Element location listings
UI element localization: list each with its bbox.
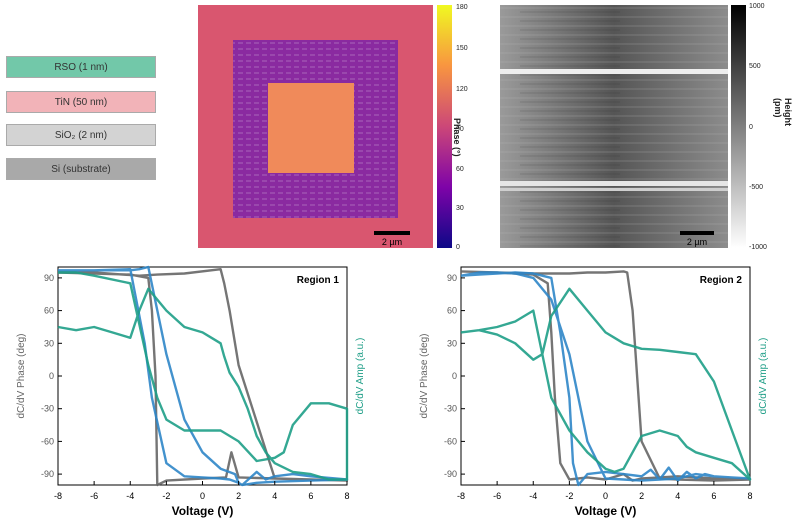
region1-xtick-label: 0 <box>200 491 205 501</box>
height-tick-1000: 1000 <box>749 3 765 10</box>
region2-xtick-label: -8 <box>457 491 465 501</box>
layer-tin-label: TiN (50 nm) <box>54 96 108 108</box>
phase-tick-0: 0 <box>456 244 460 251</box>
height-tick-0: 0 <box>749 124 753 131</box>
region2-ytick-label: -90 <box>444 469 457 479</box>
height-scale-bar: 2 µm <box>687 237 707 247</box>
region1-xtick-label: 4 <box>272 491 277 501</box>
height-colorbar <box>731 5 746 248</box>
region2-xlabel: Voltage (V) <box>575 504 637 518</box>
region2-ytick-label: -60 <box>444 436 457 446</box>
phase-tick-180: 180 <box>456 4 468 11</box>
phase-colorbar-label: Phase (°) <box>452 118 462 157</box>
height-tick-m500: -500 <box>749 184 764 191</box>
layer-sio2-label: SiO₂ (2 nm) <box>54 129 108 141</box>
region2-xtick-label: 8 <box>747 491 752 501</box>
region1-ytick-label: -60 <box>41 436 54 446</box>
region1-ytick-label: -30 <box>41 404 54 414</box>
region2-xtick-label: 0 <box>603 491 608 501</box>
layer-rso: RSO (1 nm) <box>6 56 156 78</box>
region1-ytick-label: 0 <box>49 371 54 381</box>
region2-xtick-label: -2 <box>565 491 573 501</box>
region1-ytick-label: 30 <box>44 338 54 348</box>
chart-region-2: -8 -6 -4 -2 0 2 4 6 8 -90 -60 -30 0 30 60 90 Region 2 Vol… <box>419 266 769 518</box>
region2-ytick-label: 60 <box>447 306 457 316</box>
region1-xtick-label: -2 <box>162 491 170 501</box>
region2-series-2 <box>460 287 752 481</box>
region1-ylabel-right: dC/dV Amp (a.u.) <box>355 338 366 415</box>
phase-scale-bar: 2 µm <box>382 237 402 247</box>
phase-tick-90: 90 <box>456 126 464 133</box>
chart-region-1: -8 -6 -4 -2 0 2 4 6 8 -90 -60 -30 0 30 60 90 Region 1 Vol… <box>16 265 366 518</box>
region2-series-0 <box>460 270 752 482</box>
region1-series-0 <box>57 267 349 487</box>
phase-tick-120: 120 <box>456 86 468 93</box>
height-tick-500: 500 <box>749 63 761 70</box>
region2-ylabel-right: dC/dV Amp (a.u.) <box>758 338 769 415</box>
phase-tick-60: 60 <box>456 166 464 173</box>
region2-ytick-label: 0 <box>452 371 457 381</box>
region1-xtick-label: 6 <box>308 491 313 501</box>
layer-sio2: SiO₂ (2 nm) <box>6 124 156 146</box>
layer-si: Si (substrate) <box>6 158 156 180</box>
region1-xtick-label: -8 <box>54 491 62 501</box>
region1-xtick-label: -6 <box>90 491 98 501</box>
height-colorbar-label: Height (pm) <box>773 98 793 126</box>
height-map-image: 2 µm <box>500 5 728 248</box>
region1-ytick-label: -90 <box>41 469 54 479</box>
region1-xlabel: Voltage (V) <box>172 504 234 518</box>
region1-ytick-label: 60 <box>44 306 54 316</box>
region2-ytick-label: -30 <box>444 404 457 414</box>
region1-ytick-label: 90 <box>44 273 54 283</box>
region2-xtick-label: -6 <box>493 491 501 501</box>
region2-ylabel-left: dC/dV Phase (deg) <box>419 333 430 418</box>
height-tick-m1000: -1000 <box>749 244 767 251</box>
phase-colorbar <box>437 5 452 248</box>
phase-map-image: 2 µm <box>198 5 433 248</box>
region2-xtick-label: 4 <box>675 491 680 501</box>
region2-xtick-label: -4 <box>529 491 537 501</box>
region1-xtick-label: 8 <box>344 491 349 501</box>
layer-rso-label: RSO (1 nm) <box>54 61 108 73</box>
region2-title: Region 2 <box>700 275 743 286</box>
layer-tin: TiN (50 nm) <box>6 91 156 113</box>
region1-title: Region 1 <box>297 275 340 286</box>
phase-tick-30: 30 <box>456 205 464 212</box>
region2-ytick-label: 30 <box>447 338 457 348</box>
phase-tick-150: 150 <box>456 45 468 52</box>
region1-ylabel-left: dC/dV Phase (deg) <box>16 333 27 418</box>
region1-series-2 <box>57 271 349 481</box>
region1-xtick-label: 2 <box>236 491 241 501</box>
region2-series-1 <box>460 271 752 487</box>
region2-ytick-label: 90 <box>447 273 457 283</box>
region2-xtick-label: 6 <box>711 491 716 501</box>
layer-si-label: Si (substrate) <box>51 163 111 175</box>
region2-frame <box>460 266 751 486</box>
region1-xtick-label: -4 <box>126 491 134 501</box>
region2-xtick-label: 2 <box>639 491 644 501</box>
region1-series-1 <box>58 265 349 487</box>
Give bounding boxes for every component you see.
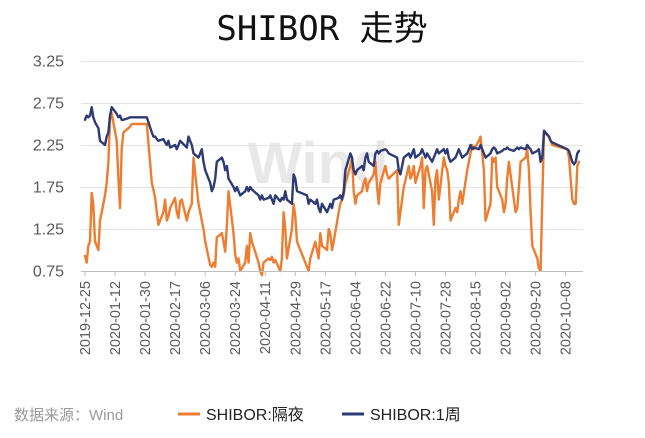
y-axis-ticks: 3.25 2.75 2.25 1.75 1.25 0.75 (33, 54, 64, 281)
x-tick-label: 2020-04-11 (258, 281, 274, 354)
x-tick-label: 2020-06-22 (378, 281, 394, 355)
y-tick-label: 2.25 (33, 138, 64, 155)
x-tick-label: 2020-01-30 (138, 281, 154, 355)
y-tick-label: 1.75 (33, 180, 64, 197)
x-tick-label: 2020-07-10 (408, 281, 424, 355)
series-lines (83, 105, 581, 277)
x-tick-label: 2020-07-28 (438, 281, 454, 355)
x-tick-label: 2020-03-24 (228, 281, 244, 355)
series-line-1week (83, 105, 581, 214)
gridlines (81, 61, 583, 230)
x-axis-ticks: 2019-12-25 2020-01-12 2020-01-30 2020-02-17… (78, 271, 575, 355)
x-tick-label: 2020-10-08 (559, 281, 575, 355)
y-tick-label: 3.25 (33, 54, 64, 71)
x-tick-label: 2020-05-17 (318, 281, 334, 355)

**The problem**
Return every line of the records verbatim, character for character, omitting the pictures.

**Response to this exercise**
UI element localization: list each with its bbox.
region1-xtick-label: 0 <box>200 491 205 501</box>
height-tick-1000: 1000 <box>749 3 765 10</box>
region2-xtick-label: -8 <box>457 491 465 501</box>
layer-tin-label: TiN (50 nm) <box>54 96 108 108</box>
phase-tick-0: 0 <box>456 244 460 251</box>
height-tick-0: 0 <box>749 124 753 131</box>
region2-ytick-label: -90 <box>444 469 457 479</box>
height-scale-bar: 2 µm <box>687 237 707 247</box>
region1-xtick-label: 4 <box>272 491 277 501</box>
height-colorbar <box>731 5 746 248</box>
region2-xlabel: Voltage (V) <box>575 504 637 518</box>
region2-ytick-label: -60 <box>444 436 457 446</box>
phase-tick-180: 180 <box>456 4 468 11</box>
phase-colorbar-label: Phase (°) <box>452 118 462 157</box>
height-tick-m500: -500 <box>749 184 764 191</box>
layer-sio2-label: SiO₂ (2 nm) <box>54 129 108 141</box>
region2-xtick-label: 8 <box>747 491 752 501</box>
region1-ytick-label: -60 <box>41 436 54 446</box>
region1-ytick-label: -30 <box>41 404 54 414</box>
region2-xtick-label: 0 <box>603 491 608 501</box>
layer-rso: RSO (1 nm) <box>6 56 156 78</box>
region1-ytick-label: 0 <box>49 371 54 381</box>
region2-xtick-label: -2 <box>565 491 573 501</box>
region1-ytick-label: 30 <box>44 338 54 348</box>
chart-region-2: -8 -6 -4 -2 0 2 4 6 8 -90 -60 -30 0 30 60 90 Region 2 Vol… <box>419 266 769 518</box>
region2-ytick-label: 60 <box>447 306 457 316</box>
region1-xtick-label: -2 <box>162 491 170 501</box>
region2-series-2 <box>460 287 752 481</box>
region1-ylabel-right: dC/dV Amp (a.u.) <box>355 338 366 415</box>
phase-scale-bar: 2 µm <box>382 237 402 247</box>
phase-tick-90: 90 <box>456 126 464 133</box>
chart-region-1: -8 -6 -4 -2 0 2 4 6 8 -90 -60 -30 0 30 60 90 Region 1 Vol… <box>16 265 366 518</box>
region2-series-0 <box>460 270 752 482</box>
region1-series-0 <box>57 267 349 487</box>
phase-tick-120: 120 <box>456 86 468 93</box>
height-tick-500: 500 <box>749 63 761 70</box>
region2-ylabel-right: dC/dV Amp (a.u.) <box>758 338 769 415</box>
phase-tick-60: 60 <box>456 166 464 173</box>
region2-ytick-label: 0 <box>452 371 457 381</box>
region1-xtick-label: 6 <box>308 491 313 501</box>
layer-sio2: SiO₂ (2 nm) <box>6 124 156 146</box>
layer-si: Si (substrate) <box>6 158 156 180</box>
region1-xtick-label: -8 <box>54 491 62 501</box>
region1-xtick-label: -6 <box>90 491 98 501</box>
height-colorbar-label: Height (pm) <box>773 98 793 126</box>
height-map-image: 2 µm <box>500 5 728 248</box>
region1-ytick-label: -90 <box>41 469 54 479</box>
region1-xlabel: Voltage (V) <box>172 504 234 518</box>
region1-ytick-label: 60 <box>44 306 54 316</box>
region2-ytick-label: -30 <box>444 404 457 414</box>
region1-ytick-label: 90 <box>44 273 54 283</box>
region2-xtick-label: -6 <box>493 491 501 501</box>
region2-ylabel-left: dC/dV Phase (deg) <box>419 333 430 418</box>
height-tick-m1000: -1000 <box>749 244 767 251</box>
phase-colorbar <box>437 5 452 248</box>
phase-map-image: 2 µm <box>198 5 433 248</box>
region2-xtick-label: 4 <box>675 491 680 501</box>
region2-xtick-label: -4 <box>529 491 537 501</box>
region1-xtick-label: 8 <box>344 491 349 501</box>
layer-rso-label: RSO (1 nm) <box>54 61 108 73</box>
region2-title: Region 2 <box>700 275 743 286</box>
layer-tin: TiN (50 nm) <box>6 91 156 113</box>
region1-title: Region 1 <box>297 275 340 286</box>
phase-tick-30: 30 <box>456 205 464 212</box>
region2-ytick-label: 30 <box>447 338 457 348</box>
phase-tick-150: 150 <box>456 45 468 52</box>
region1-ylabel-left: dC/dV Phase (deg) <box>16 333 27 418</box>
region1-series-2 <box>57 271 349 481</box>
region1-xtick-label: 2 <box>236 491 241 501</box>
region2-series-1 <box>460 271 752 487</box>
region2-ytick-label: 90 <box>447 273 457 283</box>
region2-xtick-label: 6 <box>711 491 716 501</box>
layer-si-label: Si (substrate) <box>51 163 111 175</box>
region2-frame <box>460 266 751 486</box>
region1-xtick-label: -4 <box>126 491 134 501</box>
region2-xtick-label: 2 <box>639 491 644 501</box>
region1-series-1 <box>58 265 349 487</box>
Give bounding boxes for every component you see.
y-axis-ticks: 3.25 2.75 2.25 1.75 1.25 0.75 (33, 54, 64, 281)
x-tick-label: 2020-04-11 (258, 281, 274, 354)
x-tick-label: 2020-06-22 (378, 281, 394, 355)
y-tick-label: 2.25 (33, 138, 64, 155)
x-tick-label: 2020-01-30 (138, 281, 154, 355)
y-tick-label: 1.75 (33, 180, 64, 197)
x-tick-label: 2020-07-10 (408, 281, 424, 355)
series-lines (83, 105, 581, 277)
x-tick-label: 2020-07-28 (438, 281, 454, 355)
x-tick-label: 2020-03-24 (228, 281, 244, 355)
series-line-1week (83, 105, 581, 214)
gridlines (81, 61, 583, 230)
x-axis-ticks: 2019-12-25 2020-01-12 2020-01-30 2020-02-17… (78, 271, 575, 355)
x-tick-label: 2020-10-08 (559, 281, 575, 355)
y-tick-label: 3.25 (33, 54, 64, 71)
x-tick-label: 2020-05-17 (318, 281, 334, 355)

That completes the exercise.